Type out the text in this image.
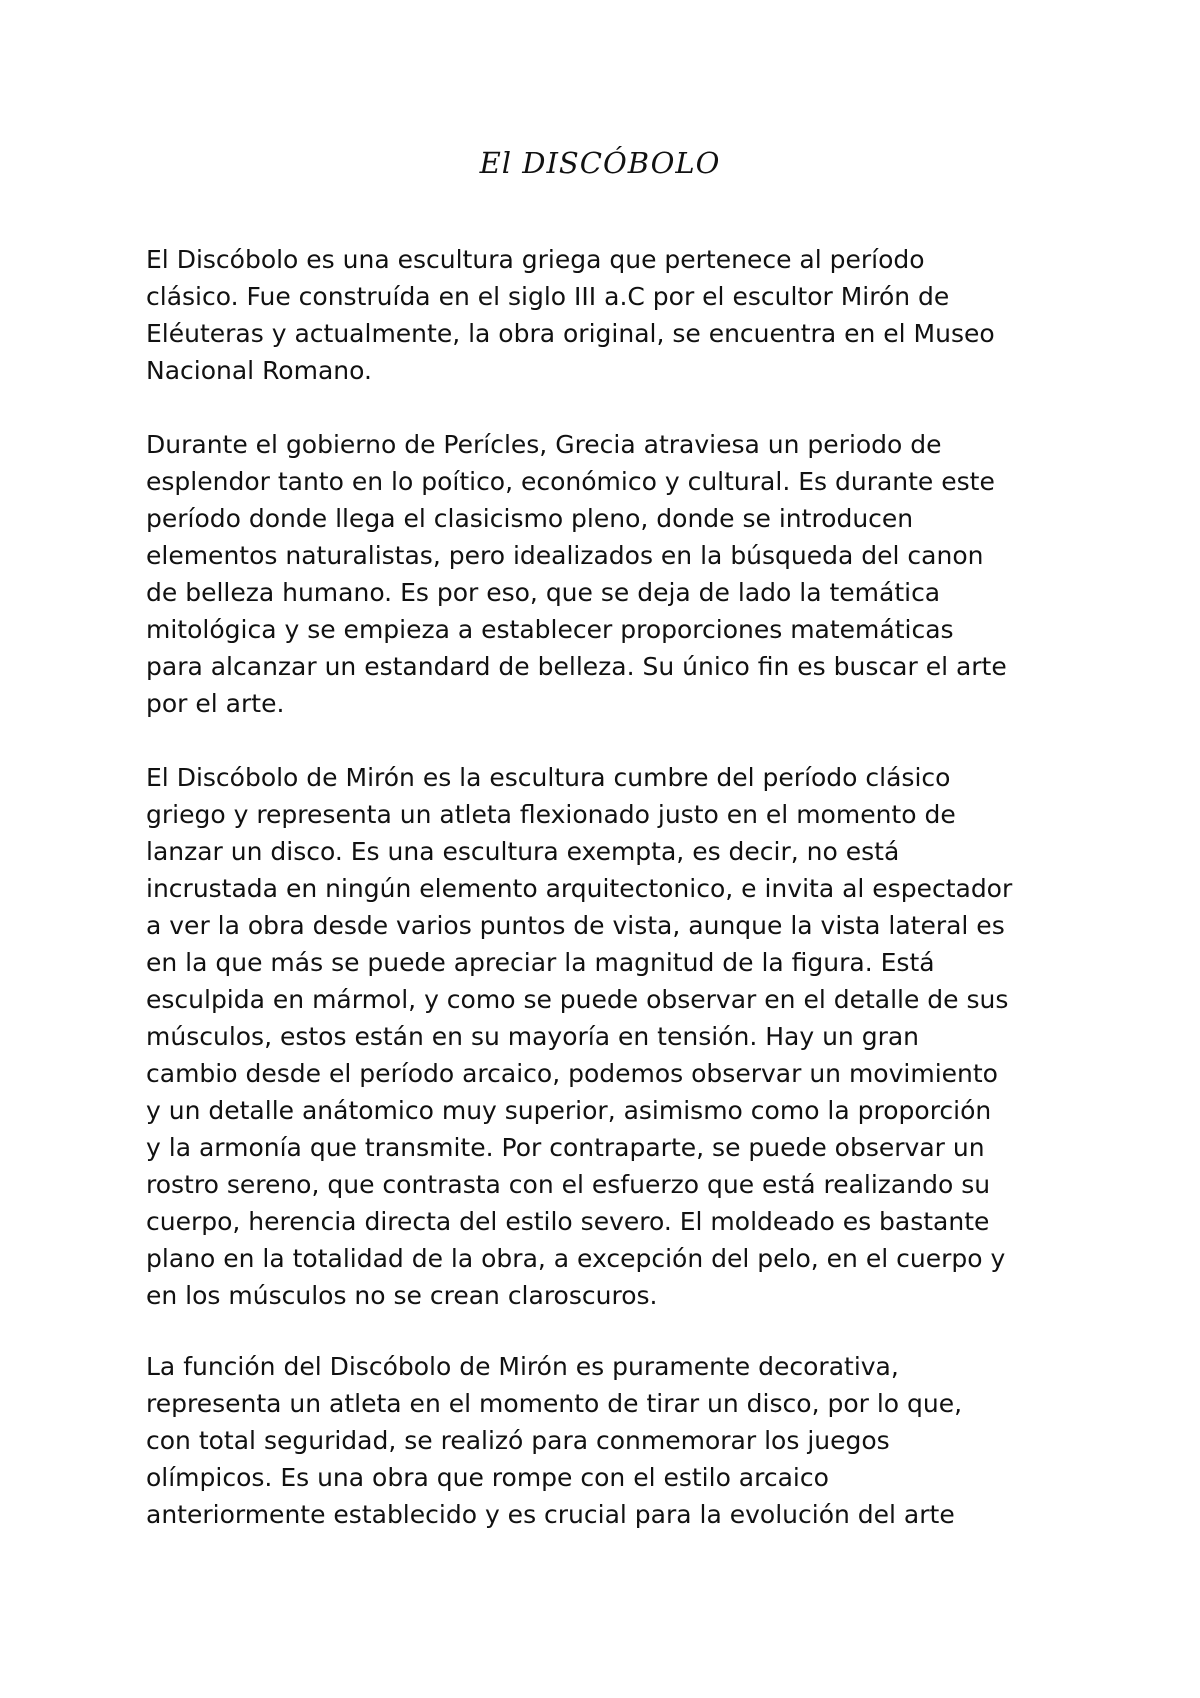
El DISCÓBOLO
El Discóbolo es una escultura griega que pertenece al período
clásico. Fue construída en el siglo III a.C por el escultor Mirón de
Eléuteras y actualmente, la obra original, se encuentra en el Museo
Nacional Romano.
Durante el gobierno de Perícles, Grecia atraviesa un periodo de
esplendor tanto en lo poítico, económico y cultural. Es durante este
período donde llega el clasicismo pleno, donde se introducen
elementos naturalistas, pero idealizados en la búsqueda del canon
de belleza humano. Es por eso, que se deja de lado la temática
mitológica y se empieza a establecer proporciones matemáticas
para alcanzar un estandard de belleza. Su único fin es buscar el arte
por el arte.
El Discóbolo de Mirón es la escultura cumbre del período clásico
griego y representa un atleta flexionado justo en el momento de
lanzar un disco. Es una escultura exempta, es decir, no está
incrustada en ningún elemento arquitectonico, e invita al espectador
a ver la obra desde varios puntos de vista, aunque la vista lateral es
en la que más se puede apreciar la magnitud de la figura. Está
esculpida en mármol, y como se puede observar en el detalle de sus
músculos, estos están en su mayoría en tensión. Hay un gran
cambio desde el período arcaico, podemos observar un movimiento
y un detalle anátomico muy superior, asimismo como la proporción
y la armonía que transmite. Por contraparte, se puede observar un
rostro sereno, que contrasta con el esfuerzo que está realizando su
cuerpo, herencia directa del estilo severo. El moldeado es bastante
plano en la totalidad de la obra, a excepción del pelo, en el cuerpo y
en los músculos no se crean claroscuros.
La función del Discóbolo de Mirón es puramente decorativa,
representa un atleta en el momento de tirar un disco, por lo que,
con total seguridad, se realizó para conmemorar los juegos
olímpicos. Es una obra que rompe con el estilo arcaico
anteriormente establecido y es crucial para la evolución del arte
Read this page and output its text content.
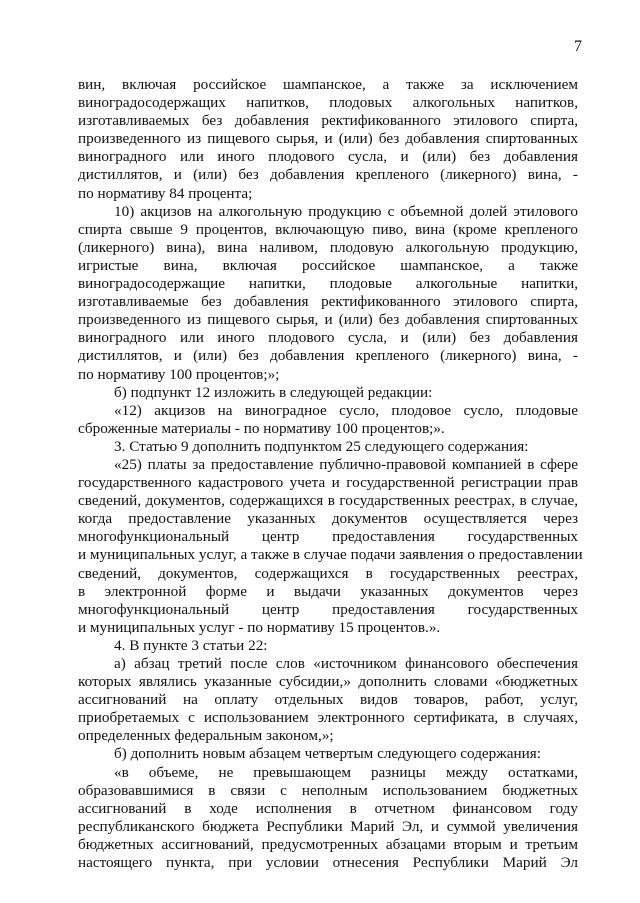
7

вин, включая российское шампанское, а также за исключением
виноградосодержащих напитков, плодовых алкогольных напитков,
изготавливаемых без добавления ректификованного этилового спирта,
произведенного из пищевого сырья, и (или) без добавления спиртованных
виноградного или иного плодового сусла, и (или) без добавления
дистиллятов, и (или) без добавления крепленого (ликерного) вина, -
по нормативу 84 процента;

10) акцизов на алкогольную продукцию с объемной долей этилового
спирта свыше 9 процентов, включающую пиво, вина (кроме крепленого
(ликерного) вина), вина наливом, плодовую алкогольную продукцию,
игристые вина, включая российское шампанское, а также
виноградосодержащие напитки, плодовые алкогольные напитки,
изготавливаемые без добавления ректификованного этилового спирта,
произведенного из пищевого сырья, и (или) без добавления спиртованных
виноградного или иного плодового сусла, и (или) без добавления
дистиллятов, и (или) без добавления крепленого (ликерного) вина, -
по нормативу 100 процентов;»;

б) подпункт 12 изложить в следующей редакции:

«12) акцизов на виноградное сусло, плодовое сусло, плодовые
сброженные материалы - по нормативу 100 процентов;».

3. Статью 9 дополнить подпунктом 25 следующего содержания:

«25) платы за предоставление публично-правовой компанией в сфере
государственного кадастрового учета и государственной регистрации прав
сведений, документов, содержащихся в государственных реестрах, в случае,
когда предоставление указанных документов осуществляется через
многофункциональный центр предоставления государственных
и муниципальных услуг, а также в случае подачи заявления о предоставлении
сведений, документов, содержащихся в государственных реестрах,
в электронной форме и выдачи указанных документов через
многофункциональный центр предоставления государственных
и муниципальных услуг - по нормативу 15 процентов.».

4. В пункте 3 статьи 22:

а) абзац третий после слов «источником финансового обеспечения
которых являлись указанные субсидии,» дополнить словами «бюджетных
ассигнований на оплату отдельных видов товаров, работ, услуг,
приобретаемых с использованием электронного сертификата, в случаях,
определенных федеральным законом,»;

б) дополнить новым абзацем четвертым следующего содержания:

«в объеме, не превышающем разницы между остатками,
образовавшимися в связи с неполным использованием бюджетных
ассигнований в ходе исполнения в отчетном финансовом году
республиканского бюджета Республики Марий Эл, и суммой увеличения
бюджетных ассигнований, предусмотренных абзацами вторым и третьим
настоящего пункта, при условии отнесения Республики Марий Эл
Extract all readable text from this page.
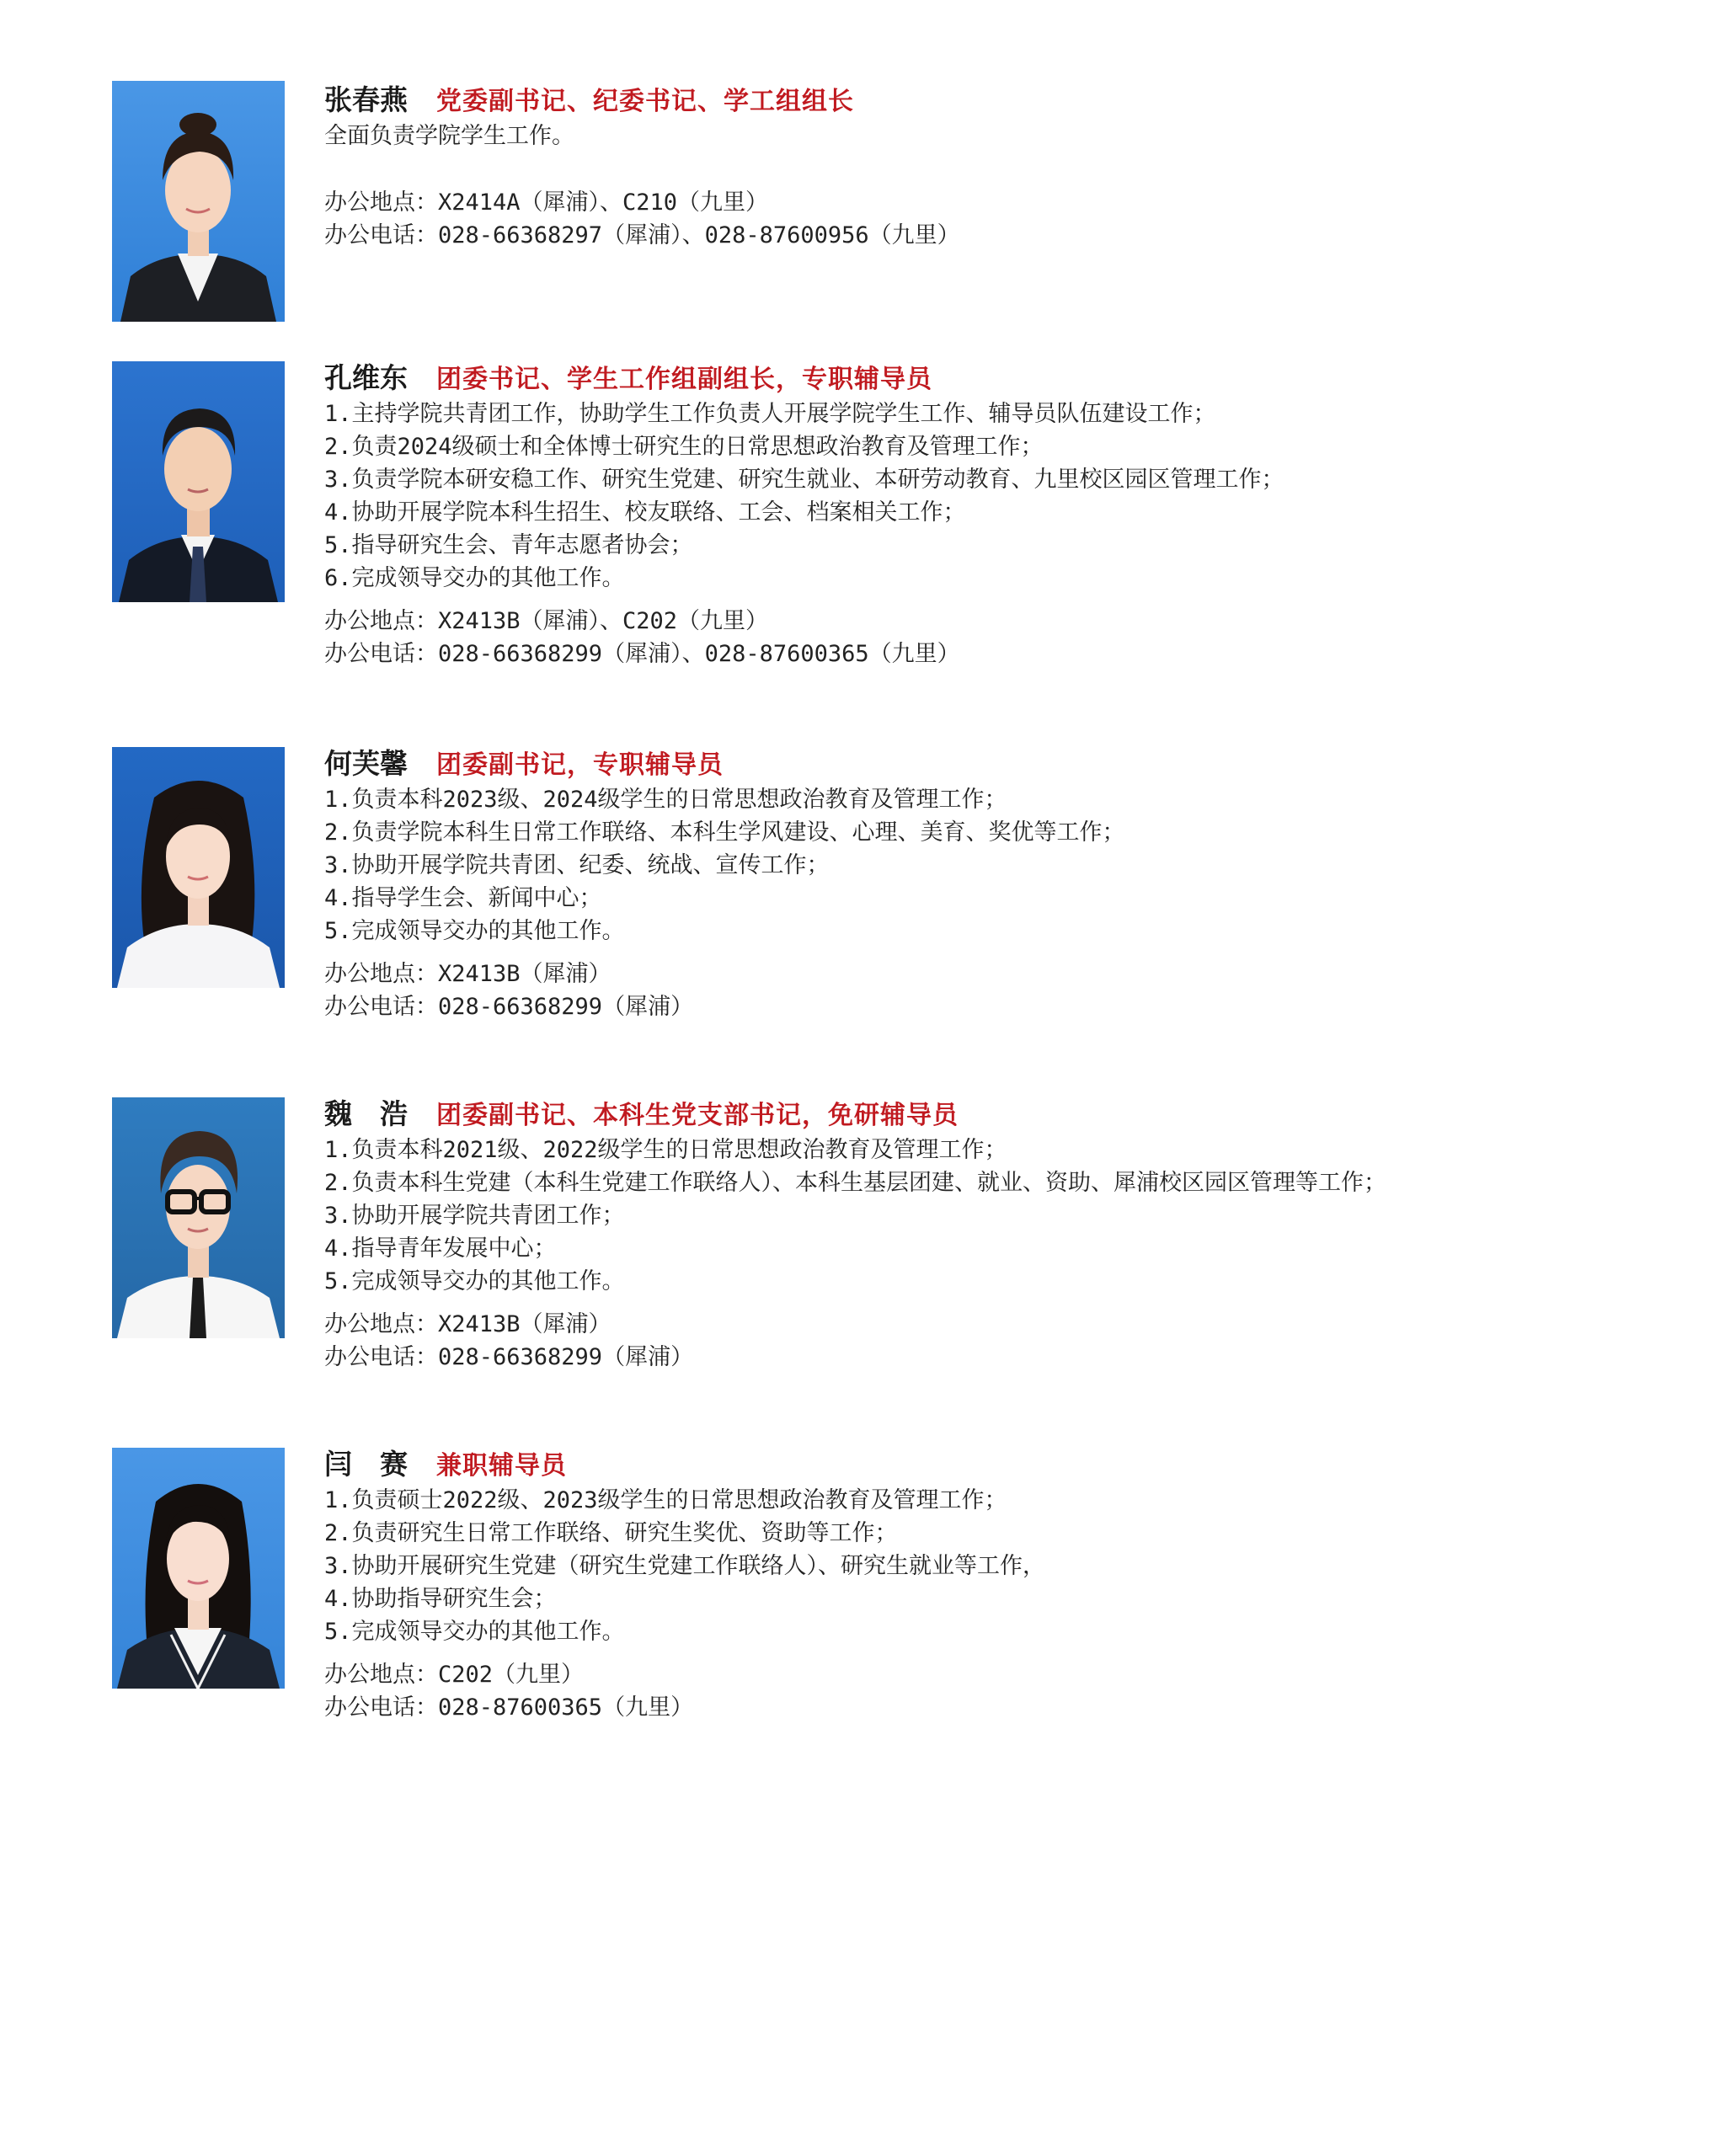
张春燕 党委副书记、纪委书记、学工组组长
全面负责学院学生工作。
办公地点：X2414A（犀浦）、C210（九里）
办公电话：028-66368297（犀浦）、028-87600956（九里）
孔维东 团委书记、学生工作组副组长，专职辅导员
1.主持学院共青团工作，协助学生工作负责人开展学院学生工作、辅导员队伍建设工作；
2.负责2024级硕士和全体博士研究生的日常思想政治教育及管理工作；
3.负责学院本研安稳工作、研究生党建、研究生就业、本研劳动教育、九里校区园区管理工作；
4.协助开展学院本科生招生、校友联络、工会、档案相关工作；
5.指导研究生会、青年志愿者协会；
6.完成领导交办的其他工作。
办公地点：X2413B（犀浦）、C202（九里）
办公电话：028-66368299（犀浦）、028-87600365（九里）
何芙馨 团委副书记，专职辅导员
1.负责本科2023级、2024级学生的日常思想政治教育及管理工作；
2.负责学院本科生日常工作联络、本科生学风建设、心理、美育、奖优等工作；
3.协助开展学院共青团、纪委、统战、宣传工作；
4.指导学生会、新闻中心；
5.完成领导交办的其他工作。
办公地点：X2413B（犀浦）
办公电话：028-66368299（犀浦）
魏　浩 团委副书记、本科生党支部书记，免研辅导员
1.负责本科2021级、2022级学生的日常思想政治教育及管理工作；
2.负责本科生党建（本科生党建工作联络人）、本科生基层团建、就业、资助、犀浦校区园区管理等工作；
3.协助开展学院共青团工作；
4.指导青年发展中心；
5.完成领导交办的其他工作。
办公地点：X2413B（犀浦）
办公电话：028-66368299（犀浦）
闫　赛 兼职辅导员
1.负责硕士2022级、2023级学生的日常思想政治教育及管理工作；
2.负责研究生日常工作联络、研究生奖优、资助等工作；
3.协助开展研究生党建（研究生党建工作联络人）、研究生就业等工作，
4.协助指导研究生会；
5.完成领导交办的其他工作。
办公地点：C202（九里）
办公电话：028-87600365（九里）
_ _ _ _
▶ **WHAT YOU HAVE TO DO**
Repeat the listing in full and exactly. Do not include any images.

▶ **ANSWER IN FULL**
Type out the text in this image.
El DISCÓBOLO
El Discóbolo es una escultura griega que pertenece al período
clásico. Fue construída en el siglo III a.C por el escultor Mirón de
Eléuteras y actualmente, la obra original, se encuentra en el Museo
Nacional Romano.
Durante el gobierno de Perícles, Grecia atraviesa un periodo de
esplendor tanto en lo poítico, económico y cultural. Es durante este
período donde llega el clasicismo pleno, donde se introducen
elementos naturalistas, pero idealizados en la búsqueda del canon
de belleza humano. Es por eso, que se deja de lado la temática
mitológica y se empieza a establecer proporciones matemáticas
para alcanzar un estandard de belleza. Su único fin es buscar el arte
por el arte.
El Discóbolo de Mirón es la escultura cumbre del período clásico
griego y representa un atleta flexionado justo en el momento de
lanzar un disco. Es una escultura exempta, es decir, no está
incrustada en ningún elemento arquitectonico, e invita al espectador
a ver la obra desde varios puntos de vista, aunque la vista lateral es
en la que más se puede apreciar la magnitud de la figura. Está
esculpida en mármol, y como se puede observar en el detalle de sus
músculos, estos están en su mayoría en tensión. Hay un gran
cambio desde el período arcaico, podemos observar un movimiento
y un detalle anátomico muy superior, asimismo como la proporción
y la armonía que transmite. Por contraparte, se puede observar un
rostro sereno, que contrasta con el esfuerzo que está realizando su
cuerpo, herencia directa del estilo severo. El moldeado es bastante
plano en la totalidad de la obra, a excepción del pelo, en el cuerpo y
en los músculos no se crean claroscuros.
La función del Discóbolo de Mirón es puramente decorativa,
representa un atleta en el momento de tirar un disco, por lo que,
con total seguridad, se realizó para conmemorar los juegos
olímpicos. Es una obra que rompe con el estilo arcaico
anteriormente establecido y es crucial para la evolución del arte
Read this page and output its text content.
7

вин, включая российское шампанское, а также за исключением
виноградосодержащих напитков, плодовых алкогольных напитков,
изготавливаемых без добавления ректификованного этилового спирта,
произведенного из пищевого сырья, и (или) без добавления спиртованных
виноградного или иного плодового сусла, и (или) без добавления
дистиллятов, и (или) без добавления крепленого (ликерного) вина, -
по нормативу 84 процента;

10) акцизов на алкогольную продукцию с объемной долей этилового
спирта свыше 9 процентов, включающую пиво, вина (кроме крепленого
(ликерного) вина), вина наливом, плодовую алкогольную продукцию,
игристые вина, включая российское шампанское, а также
виноградосодержащие напитки, плодовые алкогольные напитки,
изготавливаемые без добавления ректификованного этилового спирта,
произведенного из пищевого сырья, и (или) без добавления спиртованных
виноградного или иного плодового сусла, и (или) без добавления
дистиллятов, и (или) без добавления крепленого (ликерного) вина, -
по нормативу 100 процентов;»;

б) подпункт 12 изложить в следующей редакции:

«12) акцизов на виноградное сусло, плодовое сусло, плодовые
сброженные материалы - по нормативу 100 процентов;».

3. Статью 9 дополнить подпунктом 25 следующего содержания:

«25) платы за предоставление публично-правовой компанией в сфере
государственного кадастрового учета и государственной регистрации прав
сведений, документов, содержащихся в государственных реестрах, в случае,
когда предоставление указанных документов осуществляется через
многофункциональный центр предоставления государственных
и муниципальных услуг, а также в случае подачи заявления о предоставлении
сведений, документов, содержащихся в государственных реестрах,
в электронной форме и выдачи указанных документов через
многофункциональный центр предоставления государственных
и муниципальных услуг - по нормативу 15 процентов.».

4. В пункте 3 статьи 22:

а) абзац третий после слов «источником финансового обеспечения
которых являлись указанные субсидии,» дополнить словами «бюджетных
ассигнований на оплату отдельных видов товаров, работ, услуг,
приобретаемых с использованием электронного сертификата, в случаях,
определенных федеральным законом,»;

б) дополнить новым абзацем четвертым следующего содержания:

«в объеме, не превышающем разницы между остатками,
образовавшимися в связи с неполным использованием бюджетных
ассигнований в ходе исполнения в отчетном финансовом году
республиканского бюджета Республики Марий Эл, и суммой увеличения
бюджетных ассигнований, предусмотренных абзацами вторым и третьим
настоящего пункта, при условии отнесения Республики Марий Эл
Extract all readable text from this page.
张春燕 党委副书记、纪委书记、学工组组长
全面负责学院学生工作。
办公地点：X2414A（犀浦）、C210（九里）
办公电话：028-66368297（犀浦）、028-87600956（九里）
孔维东 团委书记、学生工作组副组长，专职辅导员
1.主持学院共青团工作，协助学生工作负责人开展学院学生工作、辅导员队伍建设工作；
2.负责2024级硕士和全体博士研究生的日常思想政治教育及管理工作；
3.负责学院本研安稳工作、研究生党建、研究生就业、本研劳动教育、九里校区园区管理工作；
4.协助开展学院本科生招生、校友联络、工会、档案相关工作；
5.指导研究生会、青年志愿者协会；
6.完成领导交办的其他工作。
办公地点：X2413B（犀浦）、C202（九里）
办公电话：028-66368299（犀浦）、028-87600365（九里）
何芙馨 团委副书记，专职辅导员
1.负责本科2023级、2024级学生的日常思想政治教育及管理工作；
2.负责学院本科生日常工作联络、本科生学风建设、心理、美育、奖优等工作；
3.协助开展学院共青团、纪委、统战、宣传工作；
4.指导学生会、新闻中心；
5.完成领导交办的其他工作。
办公地点：X2413B（犀浦）
办公电话：028-66368299（犀浦）
魏　浩 团委副书记、本科生党支部书记，免研辅导员
1.负责本科2021级、2022级学生的日常思想政治教育及管理工作；
2.负责本科生党建（本科生党建工作联络人）、本科生基层团建、就业、资助、犀浦校区园区管理等工作；
3.协助开展学院共青团工作；
4.指导青年发展中心；
5.完成领导交办的其他工作。
办公地点：X2413B（犀浦）
办公电话：028-66368299（犀浦）
闫　赛 兼职辅导员
1.负责硕士2022级、2023级学生的日常思想政治教育及管理工作；
2.负责研究生日常工作联络、研究生奖优、资助等工作；
3.协助开展研究生党建（研究生党建工作联络人）、研究生就业等工作，
4.协助指导研究生会；
5.完成领导交办的其他工作。
办公地点：C202（九里）
办公电话：028-87600365（九里）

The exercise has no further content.